Stored records:
=======
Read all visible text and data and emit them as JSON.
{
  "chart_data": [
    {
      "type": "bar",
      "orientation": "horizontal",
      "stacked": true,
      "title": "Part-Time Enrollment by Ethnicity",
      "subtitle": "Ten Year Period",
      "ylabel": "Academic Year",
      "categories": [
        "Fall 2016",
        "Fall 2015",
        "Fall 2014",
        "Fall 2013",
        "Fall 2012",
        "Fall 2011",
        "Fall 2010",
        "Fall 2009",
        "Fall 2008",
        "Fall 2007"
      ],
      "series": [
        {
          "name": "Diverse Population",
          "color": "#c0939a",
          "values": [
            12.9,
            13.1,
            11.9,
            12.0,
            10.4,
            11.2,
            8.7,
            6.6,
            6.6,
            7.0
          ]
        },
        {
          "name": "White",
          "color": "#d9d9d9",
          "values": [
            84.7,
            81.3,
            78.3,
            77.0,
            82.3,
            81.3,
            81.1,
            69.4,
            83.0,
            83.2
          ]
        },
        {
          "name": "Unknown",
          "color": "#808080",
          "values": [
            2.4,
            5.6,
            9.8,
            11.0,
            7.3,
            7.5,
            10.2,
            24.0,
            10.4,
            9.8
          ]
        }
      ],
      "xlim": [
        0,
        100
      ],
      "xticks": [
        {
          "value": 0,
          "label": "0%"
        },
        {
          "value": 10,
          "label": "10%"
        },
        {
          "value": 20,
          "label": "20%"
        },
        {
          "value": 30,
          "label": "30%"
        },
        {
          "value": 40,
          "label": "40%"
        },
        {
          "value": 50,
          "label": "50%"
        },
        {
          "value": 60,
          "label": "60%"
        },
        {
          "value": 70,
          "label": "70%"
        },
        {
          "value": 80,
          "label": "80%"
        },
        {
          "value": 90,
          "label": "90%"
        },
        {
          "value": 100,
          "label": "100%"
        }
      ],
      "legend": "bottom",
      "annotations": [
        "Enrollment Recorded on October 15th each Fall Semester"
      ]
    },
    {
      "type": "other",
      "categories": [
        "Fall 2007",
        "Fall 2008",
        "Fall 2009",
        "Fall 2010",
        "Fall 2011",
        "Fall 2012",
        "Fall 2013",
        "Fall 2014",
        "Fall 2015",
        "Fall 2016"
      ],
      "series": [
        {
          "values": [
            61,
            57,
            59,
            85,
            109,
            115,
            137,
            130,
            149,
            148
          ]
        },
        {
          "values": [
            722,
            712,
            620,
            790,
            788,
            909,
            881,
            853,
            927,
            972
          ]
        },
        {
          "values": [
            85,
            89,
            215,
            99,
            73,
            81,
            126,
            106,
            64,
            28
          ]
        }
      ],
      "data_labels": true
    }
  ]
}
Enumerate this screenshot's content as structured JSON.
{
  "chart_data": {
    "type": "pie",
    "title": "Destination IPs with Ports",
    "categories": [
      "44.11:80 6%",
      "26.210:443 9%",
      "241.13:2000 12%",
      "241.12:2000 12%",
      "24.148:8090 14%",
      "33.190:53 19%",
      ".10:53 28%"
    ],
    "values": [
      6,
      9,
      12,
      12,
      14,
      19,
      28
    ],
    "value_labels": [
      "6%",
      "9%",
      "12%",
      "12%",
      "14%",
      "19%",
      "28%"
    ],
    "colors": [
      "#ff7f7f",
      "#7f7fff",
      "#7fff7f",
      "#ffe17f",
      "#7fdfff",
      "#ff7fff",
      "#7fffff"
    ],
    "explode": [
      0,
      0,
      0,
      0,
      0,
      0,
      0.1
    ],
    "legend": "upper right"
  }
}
=======
### SET EXERCISE
Reproduce each entry word for word.

### WRITTEN RESPONSE
Read all visible text and data and emit them as JSON.
{
  "chart_data": [
    {
      "type": "bar",
      "orientation": "horizontal",
      "stacked": true,
      "title": "Part-Time Enrollment by Ethnicity",
      "subtitle": "Ten Year Period",
      "ylabel": "Academic Year",
      "categories": [
        "Fall 2016",
        "Fall 2015",
        "Fall 2014",
        "Fall 2013",
        "Fall 2012",
        "Fall 2011",
        "Fall 2010",
        "Fall 2009",
        "Fall 2008",
        "Fall 2007"
      ],
      "series": [
        {
          "name": "Diverse Population",
          "color": "#c0939a",
          "values": [
            12.9,
            13.1,
            11.9,
            12.0,
            10.4,
            11.2,
            8.7,
            6.6,
            6.6,
            7.0
          ]
        },
        {
          "name": "White",
          "color": "#d9d9d9",
          "values": [
            84.7,
            81.3,
            78.3,
            77.0,
            82.3,
            81.3,
            81.1,
            69.4,
            83.0,
            83.2
          ]
        },
        {
          "name": "Unknown",
          "color": "#808080",
          "values": [
            2.4,
            5.6,
            9.8,
            11.0,
            7.3,
            7.5,
            10.2,
            24.0,
            10.4,
            9.8
          ]
        }
      ],
      "xlim": [
        0,
        100
      ],
      "xticks": [
        {
          "value": 0,
          "label": "0%"
        },
        {
          "value": 10,
          "label": "10%"
        },
        {
          "value": 20,
          "label": "20%"
        },
        {
          "value": 30,
          "label": "30%"
        },
        {
          "value": 40,
          "label": "40%"
        },
        {
          "value": 50,
          "label": "50%"
        },
        {
          "value": 60,
          "label": "60%"
        },
        {
          "value": 70,
          "label": "70%"
        },
        {
          "value": 80,
          "label": "80%"
        },
        {
          "value": 90,
          "label": "90%"
        },
        {
          "value": 100,
          "label": "100%"
        }
      ],
      "legend": "bottom",
      "annotations": [
        "Enrollment Recorded on October 15th each Fall Semester"
      ]
    },
    {
      "type": "other",
      "categories": [
        "Fall 2007",
        "Fall 2008",
        "Fall 2009",
        "Fall 2010",
        "Fall 2011",
        "Fall 2012",
        "Fall 2013",
        "Fall 2014",
        "Fall 2015",
        "Fall 2016"
      ],
      "series": [
        {
          "values": [
            61,
            57,
            59,
            85,
            109,
            115,
            137,
            130,
            149,
            148
          ]
        },
        {
          "values": [
            722,
            712,
            620,
            790,
            788,
            909,
            881,
            853,
            927,
            972
          ]
        },
        {
          "values": [
            85,
            89,
            215,
            99,
            73,
            81,
            126,
            106,
            64,
            28
          ]
        }
      ],
      "data_labels": true
    }
  ]
}
Enumerate this screenshot's content as structured JSON.
{
  "chart_data": {
    "type": "pie",
    "title": "Destination IPs with Ports",
    "categories": [
      "44.11:80 6%",
      "26.210:443 9%",
      "241.13:2000 12%",
      "241.12:2000 12%",
      "24.148:8090 14%",
      "33.190:53 19%",
      ".10:53 28%"
    ],
    "values": [
      6,
      9,
      12,
      12,
      14,
      19,
      28
    ],
    "value_labels": [
      "6%",
      "9%",
      "12%",
      "12%",
      "14%",
      "19%",
      "28%"
    ],
    "colors": [
      "#ff7f7f",
      "#7f7fff",
      "#7fff7f",
      "#ffe17f",
      "#7fdfff",
      "#ff7fff",
      "#7fffff"
    ],
    "explode": [
      0,
      0,
      0,
      0,
      0,
      0,
      0.1
    ],
    "legend": "upper right"
  }
}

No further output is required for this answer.